§ EXERCISE INPUTS:
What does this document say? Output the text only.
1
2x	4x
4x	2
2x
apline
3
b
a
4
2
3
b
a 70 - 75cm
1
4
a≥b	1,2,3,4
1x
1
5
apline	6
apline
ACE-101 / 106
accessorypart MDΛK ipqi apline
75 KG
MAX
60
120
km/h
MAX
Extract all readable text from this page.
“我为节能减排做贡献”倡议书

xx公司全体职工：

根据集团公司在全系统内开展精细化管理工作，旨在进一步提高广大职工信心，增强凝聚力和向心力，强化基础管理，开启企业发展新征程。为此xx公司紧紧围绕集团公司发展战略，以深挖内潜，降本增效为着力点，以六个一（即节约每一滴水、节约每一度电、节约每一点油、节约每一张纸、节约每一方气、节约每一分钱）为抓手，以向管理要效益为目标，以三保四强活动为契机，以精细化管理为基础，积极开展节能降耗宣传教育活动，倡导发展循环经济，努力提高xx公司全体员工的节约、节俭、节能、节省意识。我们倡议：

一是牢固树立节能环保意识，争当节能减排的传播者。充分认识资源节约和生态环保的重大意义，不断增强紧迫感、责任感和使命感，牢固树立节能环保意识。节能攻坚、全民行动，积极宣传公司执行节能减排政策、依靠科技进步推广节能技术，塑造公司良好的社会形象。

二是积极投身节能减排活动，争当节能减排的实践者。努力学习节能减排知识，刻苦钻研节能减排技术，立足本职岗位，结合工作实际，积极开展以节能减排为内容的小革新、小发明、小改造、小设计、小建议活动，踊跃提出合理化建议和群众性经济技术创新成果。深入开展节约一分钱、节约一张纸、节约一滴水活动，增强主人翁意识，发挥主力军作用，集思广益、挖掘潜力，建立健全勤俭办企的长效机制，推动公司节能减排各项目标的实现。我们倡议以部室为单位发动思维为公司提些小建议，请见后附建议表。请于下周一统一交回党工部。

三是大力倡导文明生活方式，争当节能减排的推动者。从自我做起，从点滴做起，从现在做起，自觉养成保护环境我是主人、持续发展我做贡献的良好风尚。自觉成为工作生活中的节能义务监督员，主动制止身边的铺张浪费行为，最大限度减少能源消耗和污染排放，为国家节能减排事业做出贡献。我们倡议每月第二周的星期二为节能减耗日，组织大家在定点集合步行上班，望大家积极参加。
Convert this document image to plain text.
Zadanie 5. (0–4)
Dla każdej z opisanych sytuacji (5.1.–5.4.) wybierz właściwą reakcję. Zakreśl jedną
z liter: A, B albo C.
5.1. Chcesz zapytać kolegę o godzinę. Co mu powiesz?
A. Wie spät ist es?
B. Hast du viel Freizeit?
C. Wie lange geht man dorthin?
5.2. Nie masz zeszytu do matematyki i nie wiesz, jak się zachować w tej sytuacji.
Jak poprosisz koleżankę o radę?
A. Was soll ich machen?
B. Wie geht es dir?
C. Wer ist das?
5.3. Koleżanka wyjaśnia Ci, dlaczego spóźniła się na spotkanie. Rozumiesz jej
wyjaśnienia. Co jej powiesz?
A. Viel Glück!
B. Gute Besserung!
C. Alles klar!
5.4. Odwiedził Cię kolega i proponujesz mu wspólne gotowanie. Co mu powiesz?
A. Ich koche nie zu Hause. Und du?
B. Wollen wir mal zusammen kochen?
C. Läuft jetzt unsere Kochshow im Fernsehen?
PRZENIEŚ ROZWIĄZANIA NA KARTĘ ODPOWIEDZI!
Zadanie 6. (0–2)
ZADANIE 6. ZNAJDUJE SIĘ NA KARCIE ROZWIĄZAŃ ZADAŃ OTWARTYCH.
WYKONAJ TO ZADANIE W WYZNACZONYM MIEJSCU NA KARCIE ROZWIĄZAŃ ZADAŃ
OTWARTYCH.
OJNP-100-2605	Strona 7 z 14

§ AIM: Find all lines with "powiesz" in them and copy each one.

§ REPLY:
5.1. Chcesz zapytać kolegę o godzinę. Co mu powiesz?
wyjaśnienia. Co jej powiesz?
5.4. Odwiedził Cię kolega i proponujesz mu wspólne gotowanie. Co mu powiesz?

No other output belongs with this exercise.